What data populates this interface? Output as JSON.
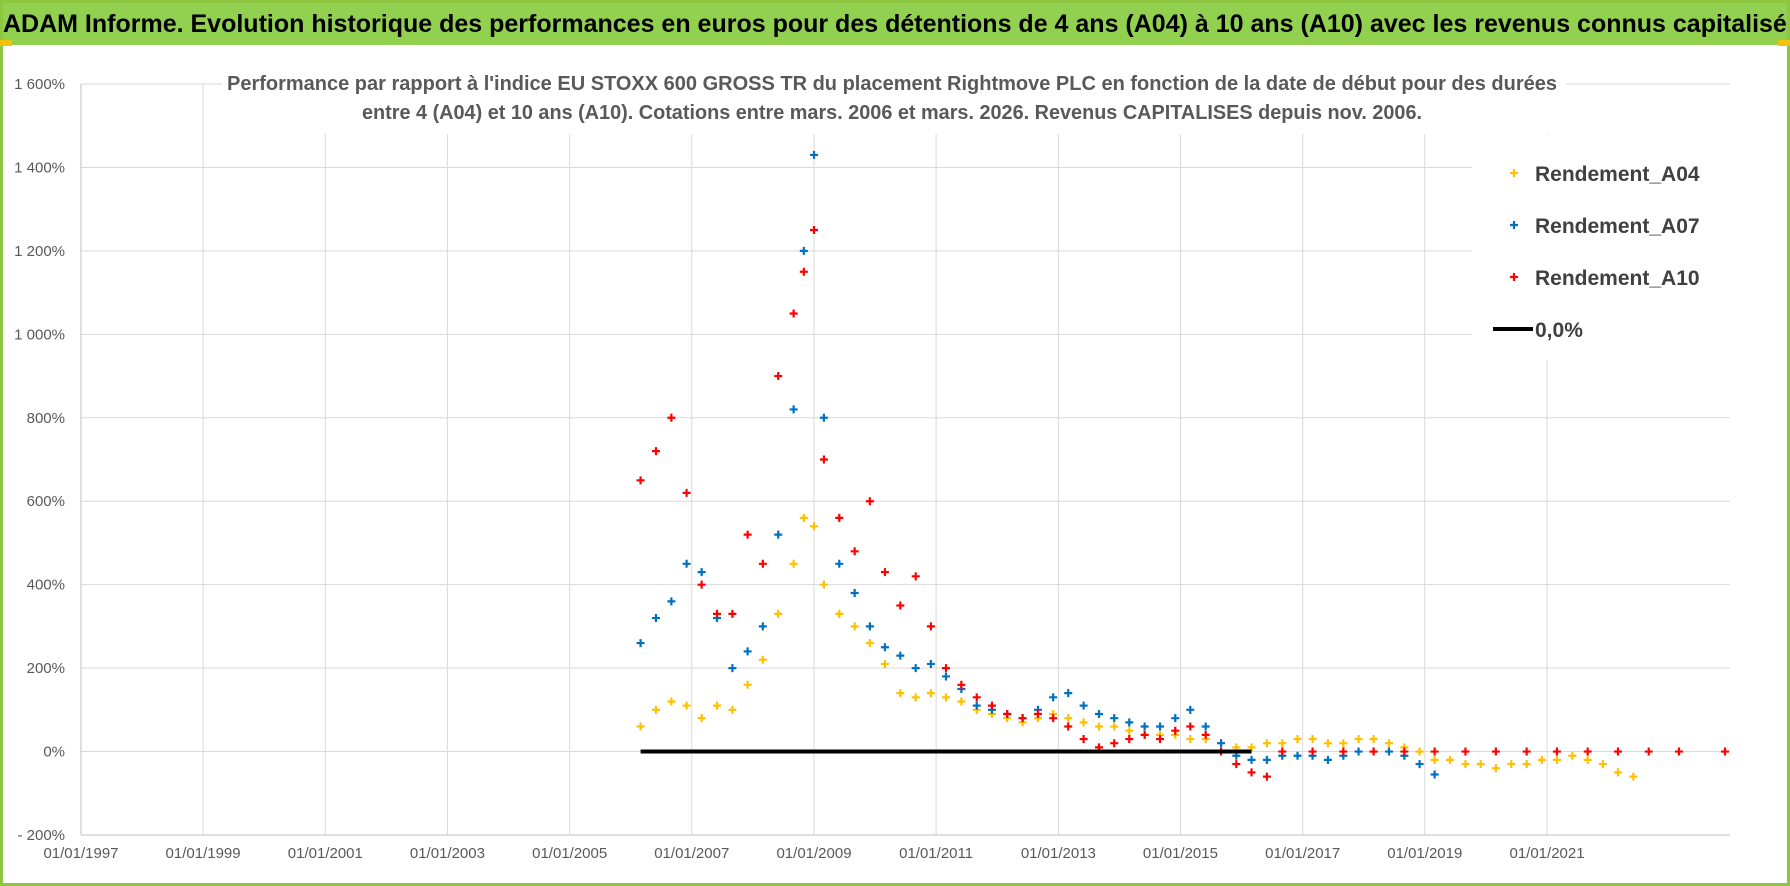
{
  "header": {
    "banner": "ADAM Informe. Evolution historique des performances en euros pour des détentions de 4 ans (A04) à 10 ans (A10) avec les revenus connus capitalisés"
  },
  "colors": {
    "banner_bg": "#92d050",
    "series_A04": "#ffc000",
    "series_A07": "#0070c0",
    "series_A10": "#ff0000",
    "zero_line": "#000000"
  },
  "chart_data": {
    "type": "scatter",
    "title_lines": [
      "Performance par rapport à l'indice EU STOXX 600 GROSS TR  du placement Rightmove PLC en fonction de la date de début pour des durées",
      "entre 4 (A04) et 10 ans (A10).  Cotations entre mars. 2006 et mars. 2026. Revenus CAPITALISES depuis nov. 2006."
    ],
    "xlabel": "",
    "ylabel": "",
    "x_range": [
      "1997-01-01",
      "2023-12-31"
    ],
    "x_ticks": [
      "01/01/1997",
      "01/01/1999",
      "01/01/2001",
      "01/01/2003",
      "01/01/2005",
      "01/01/2007",
      "01/01/2009",
      "01/01/2011",
      "01/01/2013",
      "01/01/2015",
      "01/01/2017",
      "01/01/2019",
      "01/01/2021"
    ],
    "y_range": [
      -200,
      1600
    ],
    "y_ticks": [
      "- 200%",
      "0%",
      "200%",
      "400%",
      "600%",
      "800%",
      "1 000%",
      "1 200%",
      "1 400%",
      "1 600%"
    ],
    "grid": true,
    "legend_position": "top-right",
    "series": [
      {
        "name": "Rendement_A04",
        "marker": "+",
        "color": "#ffc000",
        "points": [
          [
            "2006-03-01",
            60
          ],
          [
            "2006-06-01",
            100
          ],
          [
            "2006-09-01",
            120
          ],
          [
            "2006-12-01",
            110
          ],
          [
            "2007-03-01",
            80
          ],
          [
            "2007-06-01",
            110
          ],
          [
            "2007-09-01",
            100
          ],
          [
            "2007-12-01",
            160
          ],
          [
            "2008-03-01",
            220
          ],
          [
            "2008-06-01",
            330
          ],
          [
            "2008-09-01",
            450
          ],
          [
            "2008-11-01",
            560
          ],
          [
            "2009-01-01",
            540
          ],
          [
            "2009-03-01",
            400
          ],
          [
            "2009-06-01",
            330
          ],
          [
            "2009-09-01",
            300
          ],
          [
            "2009-12-01",
            260
          ],
          [
            "2010-03-01",
            210
          ],
          [
            "2010-06-01",
            140
          ],
          [
            "2010-09-01",
            130
          ],
          [
            "2010-12-01",
            140
          ],
          [
            "2011-03-01",
            130
          ],
          [
            "2011-06-01",
            120
          ],
          [
            "2011-09-01",
            100
          ],
          [
            "2011-12-01",
            90
          ],
          [
            "2012-03-01",
            80
          ],
          [
            "2012-06-01",
            70
          ],
          [
            "2012-09-01",
            80
          ],
          [
            "2012-12-01",
            90
          ],
          [
            "2013-03-01",
            80
          ],
          [
            "2013-06-01",
            70
          ],
          [
            "2013-09-01",
            60
          ],
          [
            "2013-12-01",
            60
          ],
          [
            "2014-03-01",
            50
          ],
          [
            "2014-06-01",
            40
          ],
          [
            "2014-09-01",
            40
          ],
          [
            "2014-12-01",
            40
          ],
          [
            "2015-03-01",
            30
          ],
          [
            "2015-06-01",
            30
          ],
          [
            "2015-09-01",
            20
          ],
          [
            "2015-12-01",
            10
          ],
          [
            "2016-03-01",
            10
          ],
          [
            "2016-06-01",
            20
          ],
          [
            "2016-09-01",
            20
          ],
          [
            "2016-12-01",
            30
          ],
          [
            "2017-03-01",
            30
          ],
          [
            "2017-06-01",
            20
          ],
          [
            "2017-09-01",
            20
          ],
          [
            "2017-12-01",
            30
          ],
          [
            "2018-03-01",
            30
          ],
          [
            "2018-06-01",
            20
          ],
          [
            "2018-09-01",
            10
          ],
          [
            "2018-12-01",
            0
          ],
          [
            "2019-03-01",
            -20
          ],
          [
            "2019-06-01",
            -20
          ],
          [
            "2019-09-01",
            -30
          ],
          [
            "2019-12-01",
            -30
          ],
          [
            "2020-03-01",
            -40
          ],
          [
            "2020-06-01",
            -30
          ],
          [
            "2020-09-01",
            -30
          ],
          [
            "2020-12-01",
            -20
          ],
          [
            "2021-03-01",
            -20
          ],
          [
            "2021-06-01",
            -10
          ],
          [
            "2021-09-01",
            -20
          ],
          [
            "2021-12-01",
            -30
          ],
          [
            "2022-03-01",
            -50
          ],
          [
            "2022-06-01",
            -60
          ]
        ]
      },
      {
        "name": "Rendement_A07",
        "marker": "+",
        "color": "#0070c0",
        "points": [
          [
            "2006-03-01",
            260
          ],
          [
            "2006-06-01",
            320
          ],
          [
            "2006-09-01",
            360
          ],
          [
            "2006-12-01",
            450
          ],
          [
            "2007-03-01",
            430
          ],
          [
            "2007-06-01",
            320
          ],
          [
            "2007-09-01",
            200
          ],
          [
            "2007-12-01",
            240
          ],
          [
            "2008-03-01",
            300
          ],
          [
            "2008-06-01",
            520
          ],
          [
            "2008-09-01",
            820
          ],
          [
            "2008-11-01",
            1200
          ],
          [
            "2009-01-01",
            1430
          ],
          [
            "2009-03-01",
            800
          ],
          [
            "2009-06-01",
            450
          ],
          [
            "2009-09-01",
            380
          ],
          [
            "2009-12-01",
            300
          ],
          [
            "2010-03-01",
            250
          ],
          [
            "2010-06-01",
            230
          ],
          [
            "2010-09-01",
            200
          ],
          [
            "2010-12-01",
            210
          ],
          [
            "2011-03-01",
            180
          ],
          [
            "2011-06-01",
            150
          ],
          [
            "2011-09-01",
            110
          ],
          [
            "2011-12-01",
            100
          ],
          [
            "2012-03-01",
            90
          ],
          [
            "2012-06-01",
            80
          ],
          [
            "2012-09-01",
            100
          ],
          [
            "2012-12-01",
            130
          ],
          [
            "2013-03-01",
            140
          ],
          [
            "2013-06-01",
            110
          ],
          [
            "2013-09-01",
            90
          ],
          [
            "2013-12-01",
            80
          ],
          [
            "2014-03-01",
            70
          ],
          [
            "2014-06-01",
            60
          ],
          [
            "2014-09-01",
            60
          ],
          [
            "2014-12-01",
            80
          ],
          [
            "2015-03-01",
            100
          ],
          [
            "2015-06-01",
            60
          ],
          [
            "2015-09-01",
            20
          ],
          [
            "2015-12-01",
            -10
          ],
          [
            "2016-03-01",
            -20
          ],
          [
            "2016-06-01",
            -20
          ],
          [
            "2016-09-01",
            -10
          ],
          [
            "2016-12-01",
            -10
          ],
          [
            "2017-03-01",
            -10
          ],
          [
            "2017-06-01",
            -20
          ],
          [
            "2017-09-01",
            -10
          ],
          [
            "2017-12-01",
            0
          ],
          [
            "2018-03-01",
            0
          ],
          [
            "2018-06-01",
            0
          ],
          [
            "2018-09-01",
            -10
          ],
          [
            "2018-12-01",
            -30
          ],
          [
            "2019-03-01",
            -55
          ]
        ]
      },
      {
        "name": "Rendement_A10",
        "marker": "+",
        "color": "#ff0000",
        "points": [
          [
            "2006-03-01",
            650
          ],
          [
            "2006-06-01",
            720
          ],
          [
            "2006-09-01",
            800
          ],
          [
            "2006-12-01",
            620
          ],
          [
            "2007-03-01",
            400
          ],
          [
            "2007-06-01",
            330
          ],
          [
            "2007-09-01",
            330
          ],
          [
            "2007-12-01",
            520
          ],
          [
            "2008-03-01",
            450
          ],
          [
            "2008-06-01",
            900
          ],
          [
            "2008-09-01",
            1050
          ],
          [
            "2008-11-01",
            1150
          ],
          [
            "2009-01-01",
            1250
          ],
          [
            "2009-03-01",
            700
          ],
          [
            "2009-06-01",
            560
          ],
          [
            "2009-09-01",
            480
          ],
          [
            "2009-12-01",
            600
          ],
          [
            "2010-03-01",
            430
          ],
          [
            "2010-06-01",
            350
          ],
          [
            "2010-09-01",
            420
          ],
          [
            "2010-12-01",
            300
          ],
          [
            "2011-03-01",
            200
          ],
          [
            "2011-06-01",
            160
          ],
          [
            "2011-09-01",
            130
          ],
          [
            "2011-12-01",
            110
          ],
          [
            "2012-03-01",
            90
          ],
          [
            "2012-06-01",
            80
          ],
          [
            "2012-09-01",
            90
          ],
          [
            "2012-12-01",
            80
          ],
          [
            "2013-03-01",
            60
          ],
          [
            "2013-06-01",
            30
          ],
          [
            "2013-09-01",
            10
          ],
          [
            "2013-12-01",
            20
          ],
          [
            "2014-03-01",
            30
          ],
          [
            "2014-06-01",
            40
          ],
          [
            "2014-09-01",
            30
          ],
          [
            "2014-12-01",
            50
          ],
          [
            "2015-03-01",
            60
          ],
          [
            "2015-06-01",
            40
          ],
          [
            "2015-09-01",
            0
          ],
          [
            "2015-12-01",
            -30
          ],
          [
            "2016-03-01",
            -50
          ],
          [
            "2016-06-01",
            -60
          ],
          [
            "2016-09-01",
            0
          ],
          [
            "2017-03-01",
            0
          ],
          [
            "2017-09-01",
            0
          ],
          [
            "2018-03-01",
            0
          ],
          [
            "2018-09-01",
            0
          ],
          [
            "2019-03-01",
            0
          ],
          [
            "2019-09-01",
            0
          ],
          [
            "2020-03-01",
            0
          ],
          [
            "2020-09-01",
            0
          ],
          [
            "2021-03-01",
            0
          ],
          [
            "2021-09-01",
            0
          ],
          [
            "2022-03-01",
            0
          ],
          [
            "2022-09-01",
            0
          ],
          [
            "2023-03-01",
            0
          ],
          [
            "2023-12-01",
            0
          ]
        ]
      },
      {
        "name": "0,0%",
        "marker": "line",
        "color": "#000000",
        "points": [
          [
            "2006-03-01",
            0
          ],
          [
            "2016-03-01",
            0
          ]
        ]
      }
    ]
  }
}
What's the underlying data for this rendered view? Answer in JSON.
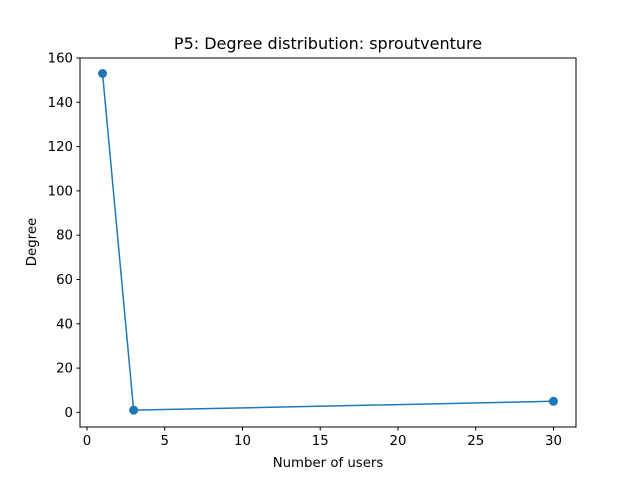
{
  "chart_data": {
    "type": "line",
    "title": "P5: Degree distribution: sproutventure",
    "xlabel": "Number of users",
    "ylabel": "Degree",
    "xlim": [
      -0.45,
      31.45
    ],
    "ylim": [
      -6.6,
      160
    ],
    "xticks": [
      0,
      5,
      10,
      15,
      20,
      25,
      30
    ],
    "yticks": [
      0,
      20,
      40,
      60,
      80,
      100,
      120,
      140,
      160
    ],
    "grid": false,
    "series": [
      {
        "x": [
          1,
          3,
          30
        ],
        "y": [
          153,
          1,
          5
        ],
        "color": "#1f77b4",
        "marker": "circle"
      }
    ]
  }
}
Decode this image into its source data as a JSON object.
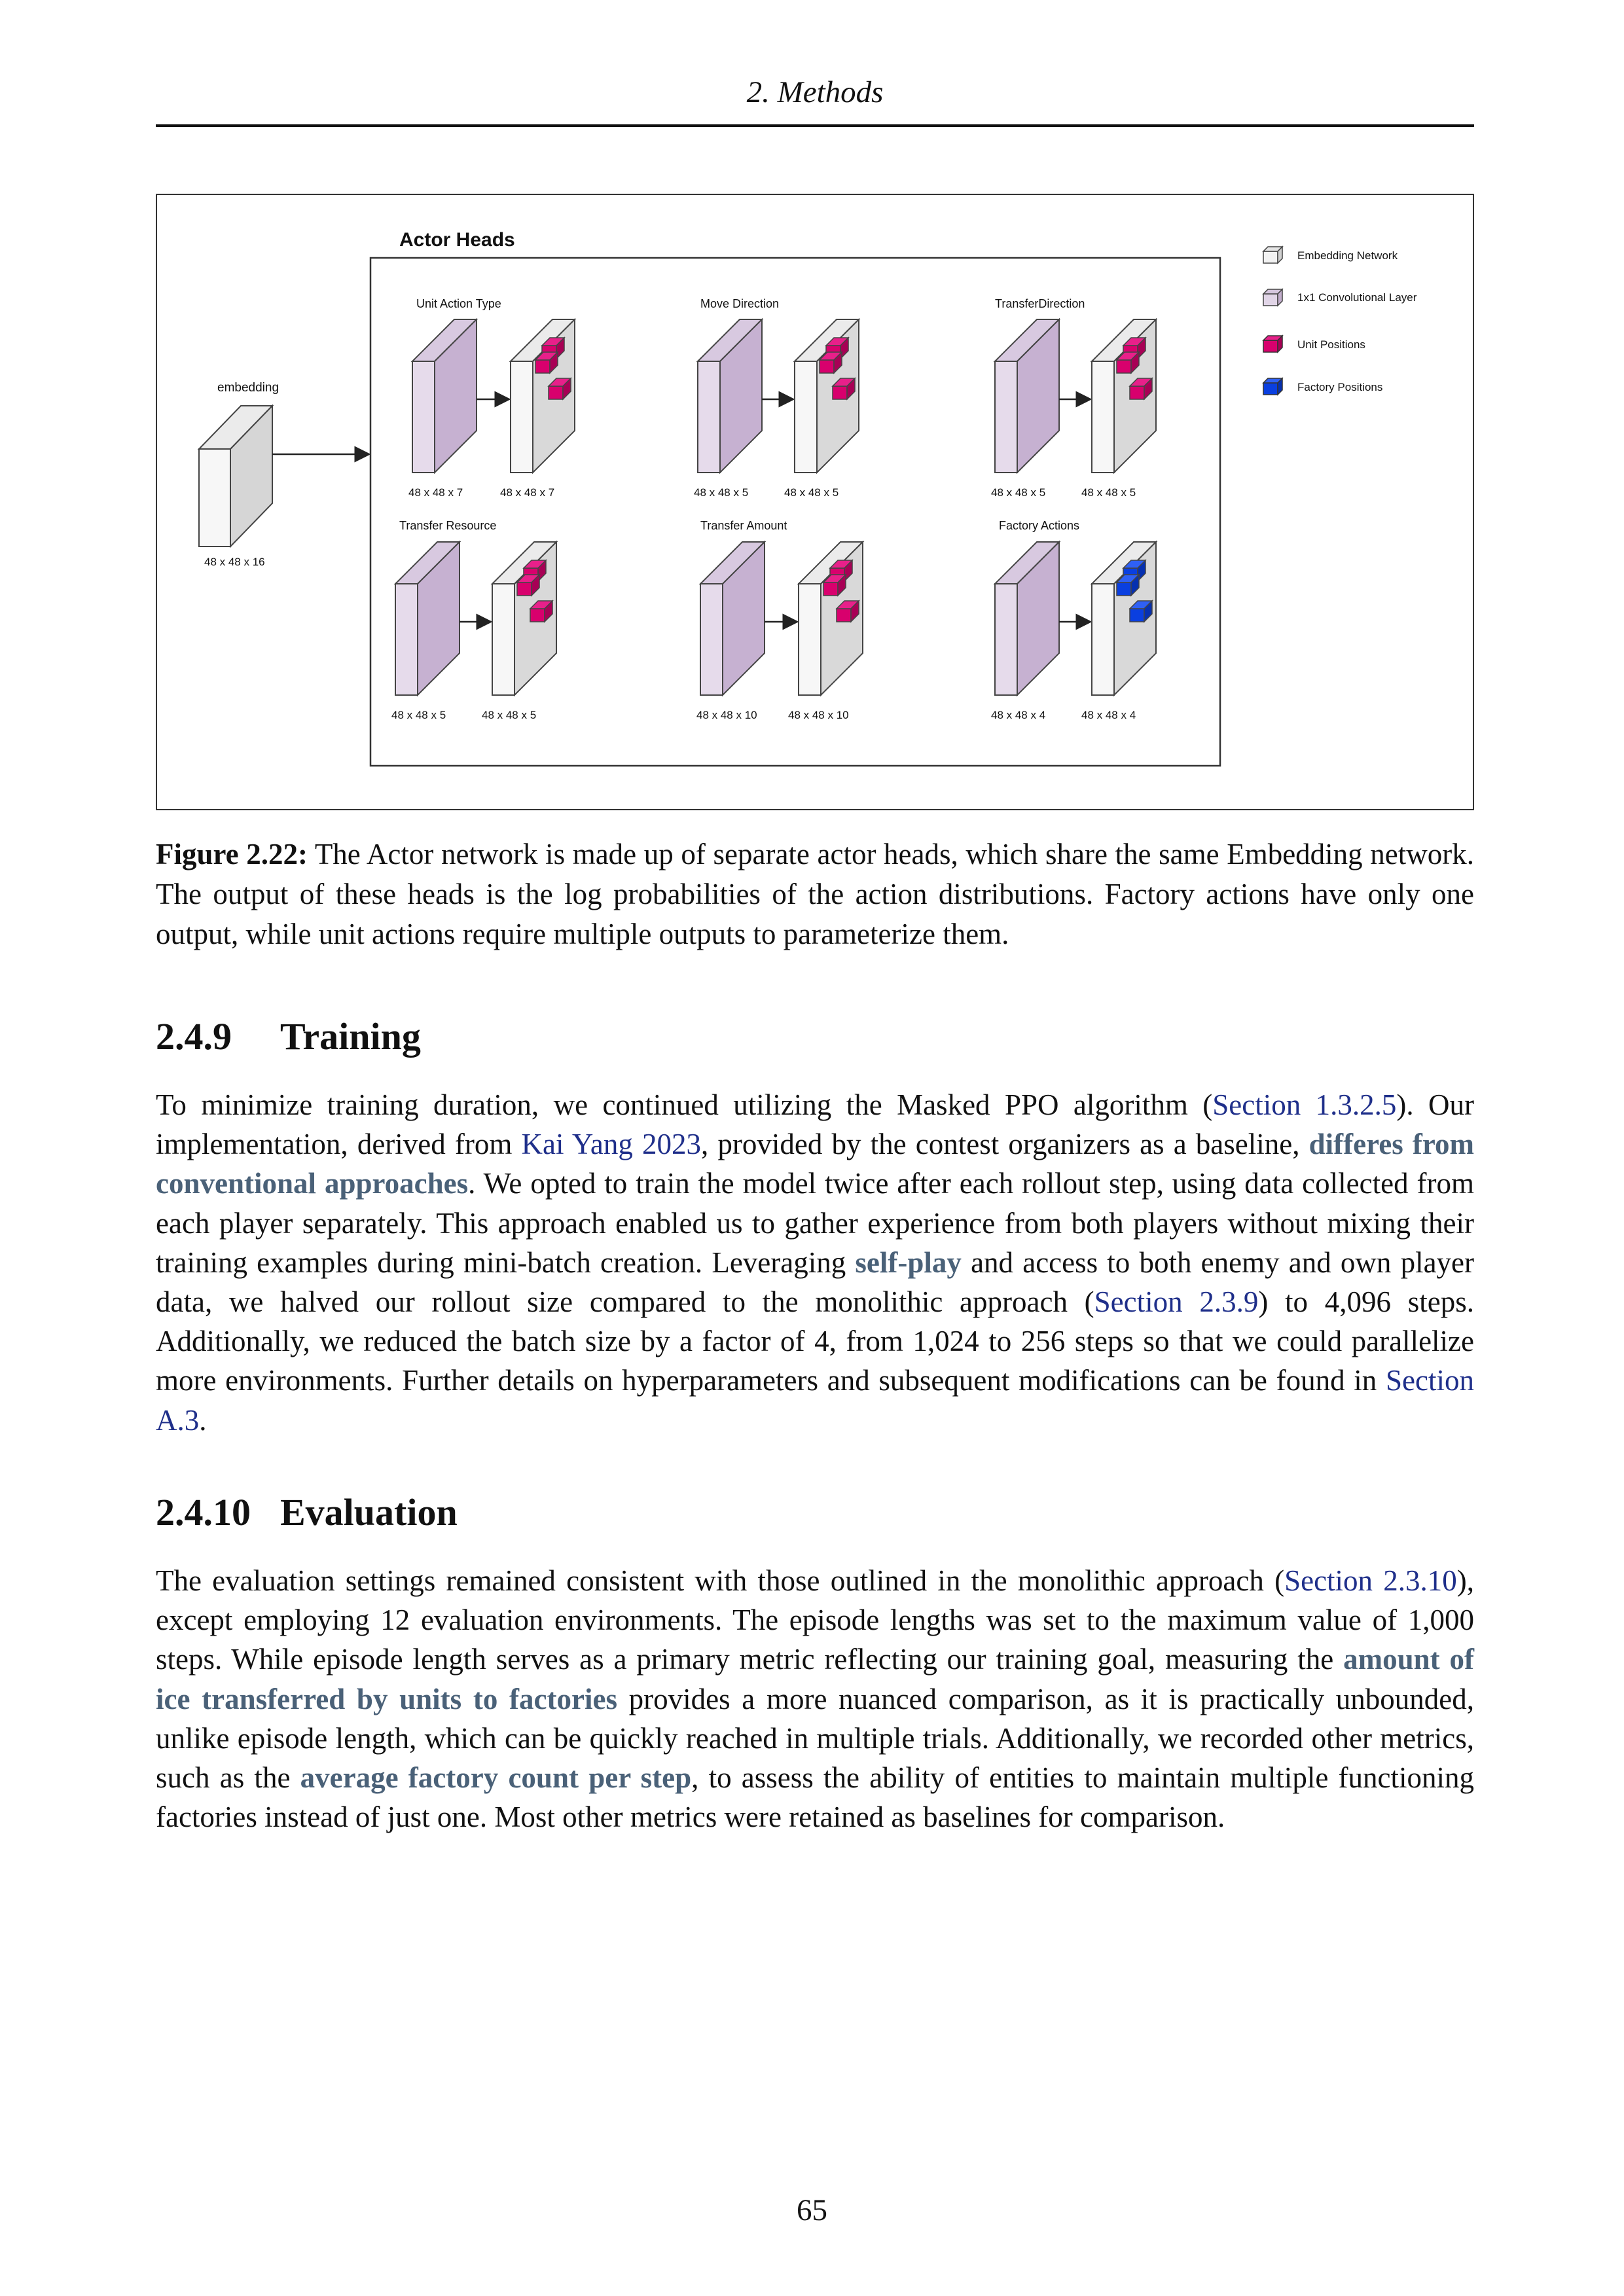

DIRECTIONS FOR THIS TASK —
Report the number of lines in the entries above that include the string "pour". Give nothing but the number.

CORRECT RESULT —
2